begin INFORMATION SUPPLIED
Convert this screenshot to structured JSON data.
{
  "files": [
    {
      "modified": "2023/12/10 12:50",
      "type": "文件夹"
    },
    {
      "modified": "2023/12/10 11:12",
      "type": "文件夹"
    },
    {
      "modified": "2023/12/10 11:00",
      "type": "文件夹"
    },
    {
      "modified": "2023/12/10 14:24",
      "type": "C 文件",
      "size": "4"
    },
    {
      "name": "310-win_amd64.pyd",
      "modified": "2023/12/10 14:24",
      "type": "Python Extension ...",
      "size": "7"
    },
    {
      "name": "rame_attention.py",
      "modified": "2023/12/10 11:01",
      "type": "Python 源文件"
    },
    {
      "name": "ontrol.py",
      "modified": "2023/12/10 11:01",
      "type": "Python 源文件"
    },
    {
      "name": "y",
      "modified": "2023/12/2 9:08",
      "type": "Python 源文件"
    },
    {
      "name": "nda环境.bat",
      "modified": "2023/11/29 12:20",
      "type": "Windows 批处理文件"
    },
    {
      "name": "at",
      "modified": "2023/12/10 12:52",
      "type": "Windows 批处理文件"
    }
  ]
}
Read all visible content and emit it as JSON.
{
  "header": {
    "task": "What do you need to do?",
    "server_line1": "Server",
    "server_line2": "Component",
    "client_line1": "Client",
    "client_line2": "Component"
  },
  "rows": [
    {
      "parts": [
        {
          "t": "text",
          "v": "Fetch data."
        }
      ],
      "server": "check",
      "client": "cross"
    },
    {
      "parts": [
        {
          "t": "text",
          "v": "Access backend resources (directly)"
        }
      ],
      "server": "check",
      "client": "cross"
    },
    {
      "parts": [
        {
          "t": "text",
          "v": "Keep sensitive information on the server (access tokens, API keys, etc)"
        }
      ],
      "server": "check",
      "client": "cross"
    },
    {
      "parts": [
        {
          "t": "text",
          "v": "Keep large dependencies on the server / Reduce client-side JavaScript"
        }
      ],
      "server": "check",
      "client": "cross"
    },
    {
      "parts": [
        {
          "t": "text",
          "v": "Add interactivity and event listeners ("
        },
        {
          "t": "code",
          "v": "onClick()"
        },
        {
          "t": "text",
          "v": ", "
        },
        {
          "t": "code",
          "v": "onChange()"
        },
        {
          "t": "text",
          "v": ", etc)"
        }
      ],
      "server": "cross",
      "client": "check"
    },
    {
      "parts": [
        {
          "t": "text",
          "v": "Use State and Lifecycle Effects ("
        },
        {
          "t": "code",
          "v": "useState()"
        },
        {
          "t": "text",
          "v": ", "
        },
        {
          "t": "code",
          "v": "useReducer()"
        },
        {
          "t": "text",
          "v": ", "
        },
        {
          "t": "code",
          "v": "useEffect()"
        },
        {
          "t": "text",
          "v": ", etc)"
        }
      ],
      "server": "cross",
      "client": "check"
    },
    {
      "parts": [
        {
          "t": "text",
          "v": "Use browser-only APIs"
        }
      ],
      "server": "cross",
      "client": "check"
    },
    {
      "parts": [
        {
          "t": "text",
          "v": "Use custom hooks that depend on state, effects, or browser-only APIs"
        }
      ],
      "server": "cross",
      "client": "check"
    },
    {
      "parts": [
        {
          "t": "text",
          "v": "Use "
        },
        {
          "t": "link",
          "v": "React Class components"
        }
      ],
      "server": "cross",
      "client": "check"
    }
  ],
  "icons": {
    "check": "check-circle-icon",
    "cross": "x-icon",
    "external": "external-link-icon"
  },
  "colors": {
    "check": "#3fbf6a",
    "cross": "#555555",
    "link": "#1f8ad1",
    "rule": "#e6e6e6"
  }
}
end INFORMATION SUPPLIED
_WHAT IS EXPECTED_
Reproduce every entry shown above, precisely as it stands.

_RESPONSE TO THE EXERCISE_
Convert this screenshot to structured JSON data.
{
  "files": [
    {
      "modified": "2023/12/10 12:50",
      "type": "文件夹"
    },
    {
      "modified": "2023/12/10 11:12",
      "type": "文件夹"
    },
    {
      "modified": "2023/12/10 11:00",
      "type": "文件夹"
    },
    {
      "modified": "2023/12/10 14:24",
      "type": "C 文件",
      "size": "4"
    },
    {
      "name": "310-win_amd64.pyd",
      "modified": "2023/12/10 14:24",
      "type": "Python Extension ...",
      "size": "7"
    },
    {
      "name": "rame_attention.py",
      "modified": "2023/12/10 11:01",
      "type": "Python 源文件"
    },
    {
      "name": "ontrol.py",
      "modified": "2023/12/10 11:01",
      "type": "Python 源文件"
    },
    {
      "name": "y",
      "modified": "2023/12/2 9:08",
      "type": "Python 源文件"
    },
    {
      "name": "nda环境.bat",
      "modified": "2023/11/29 12:20",
      "type": "Windows 批处理文件"
    },
    {
      "name": "at",
      "modified": "2023/12/10 12:52",
      "type": "Windows 批处理文件"
    }
  ]
}
Read all visible content and emit it as JSON.
{
  "header": {
    "task": "What do you need to do?",
    "server_line1": "Server",
    "server_line2": "Component",
    "client_line1": "Client",
    "client_line2": "Component"
  },
  "rows": [
    {
      "parts": [
        {
          "t": "text",
          "v": "Fetch data."
        }
      ],
      "server": "check",
      "client": "cross"
    },
    {
      "parts": [
        {
          "t": "text",
          "v": "Access backend resources (directly)"
        }
      ],
      "server": "check",
      "client": "cross"
    },
    {
      "parts": [
        {
          "t": "text",
          "v": "Keep sensitive information on the server (access tokens, API keys, etc)"
        }
      ],
      "server": "check",
      "client": "cross"
    },
    {
      "parts": [
        {
          "t": "text",
          "v": "Keep large dependencies on the server / Reduce client-side JavaScript"
        }
      ],
      "server": "check",
      "client": "cross"
    },
    {
      "parts": [
        {
          "t": "text",
          "v": "Add interactivity and event listeners ("
        },
        {
          "t": "code",
          "v": "onClick()"
        },
        {
          "t": "text",
          "v": ", "
        },
        {
          "t": "code",
          "v": "onChange()"
        },
        {
          "t": "text",
          "v": ", etc)"
        }
      ],
      "server": "cross",
      "client": "check"
    },
    {
      "parts": [
        {
          "t": "text",
          "v": "Use State and Lifecycle Effects ("
        },
        {
          "t": "code",
          "v": "useState()"
        },
        {
          "t": "text",
          "v": ", "
        },
        {
          "t": "code",
          "v": "useReducer()"
        },
        {
          "t": "text",
          "v": ", "
        },
        {
          "t": "code",
          "v": "useEffect()"
        },
        {
          "t": "text",
          "v": ", etc)"
        }
      ],
      "server": "cross",
      "client": "check"
    },
    {
      "parts": [
        {
          "t": "text",
          "v": "Use browser-only APIs"
        }
      ],
      "server": "cross",
      "client": "check"
    },
    {
      "parts": [
        {
          "t": "text",
          "v": "Use custom hooks that depend on state, effects, or browser-only APIs"
        }
      ],
      "server": "cross",
      "client": "check"
    },
    {
      "parts": [
        {
          "t": "text",
          "v": "Use "
        },
        {
          "t": "link",
          "v": "React Class components"
        }
      ],
      "server": "cross",
      "client": "check"
    }
  ],
  "icons": {
    "check": "check-circle-icon",
    "cross": "x-icon",
    "external": "external-link-icon"
  },
  "colors": {
    "check": "#3fbf6a",
    "cross": "#555555",
    "link": "#1f8ad1",
    "rule": "#e6e6e6"
  }
}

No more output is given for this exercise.